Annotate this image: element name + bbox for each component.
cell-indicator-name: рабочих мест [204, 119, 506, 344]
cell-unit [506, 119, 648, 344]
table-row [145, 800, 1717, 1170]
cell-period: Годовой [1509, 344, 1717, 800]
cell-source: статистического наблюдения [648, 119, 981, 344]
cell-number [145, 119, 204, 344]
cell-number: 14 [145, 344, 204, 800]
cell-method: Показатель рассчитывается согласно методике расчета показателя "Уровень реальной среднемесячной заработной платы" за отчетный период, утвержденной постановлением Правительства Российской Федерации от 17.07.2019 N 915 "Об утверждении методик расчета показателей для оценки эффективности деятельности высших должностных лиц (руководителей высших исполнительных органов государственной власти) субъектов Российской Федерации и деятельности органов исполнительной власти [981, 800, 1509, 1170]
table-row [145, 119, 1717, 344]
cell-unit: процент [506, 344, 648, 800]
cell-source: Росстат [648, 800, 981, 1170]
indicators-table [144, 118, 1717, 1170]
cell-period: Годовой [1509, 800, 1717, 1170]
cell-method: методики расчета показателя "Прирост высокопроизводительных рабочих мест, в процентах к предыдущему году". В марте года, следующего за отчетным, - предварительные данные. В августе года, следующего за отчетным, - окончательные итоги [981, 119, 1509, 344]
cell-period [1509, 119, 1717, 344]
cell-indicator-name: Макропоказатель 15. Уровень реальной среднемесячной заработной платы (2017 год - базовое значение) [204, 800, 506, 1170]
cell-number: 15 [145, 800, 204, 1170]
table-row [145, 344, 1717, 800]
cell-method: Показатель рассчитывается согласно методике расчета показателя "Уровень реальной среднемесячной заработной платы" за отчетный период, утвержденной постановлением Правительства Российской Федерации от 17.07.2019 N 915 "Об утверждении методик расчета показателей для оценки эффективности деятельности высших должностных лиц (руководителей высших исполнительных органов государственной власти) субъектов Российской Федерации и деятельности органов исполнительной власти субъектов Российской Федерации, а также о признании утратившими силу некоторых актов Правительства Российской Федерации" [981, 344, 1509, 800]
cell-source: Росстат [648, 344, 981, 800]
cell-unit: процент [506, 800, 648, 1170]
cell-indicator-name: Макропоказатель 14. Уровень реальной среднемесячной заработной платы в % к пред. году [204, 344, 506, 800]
#####
**Work instructions**
Copy the rows above without changes, beginning with the first one and continuing through the line that contains "cell-source: статистического наблюдения".

**Complete output**
Annotate this image: element name + bbox for each component.
cell-indicator-name: рабочих мест [204, 119, 506, 344]
cell-unit [506, 119, 648, 344]
table-row [145, 800, 1717, 1170]
cell-period: Годовой [1509, 344, 1717, 800]
cell-source: статистического наблюдения [648, 119, 981, 344]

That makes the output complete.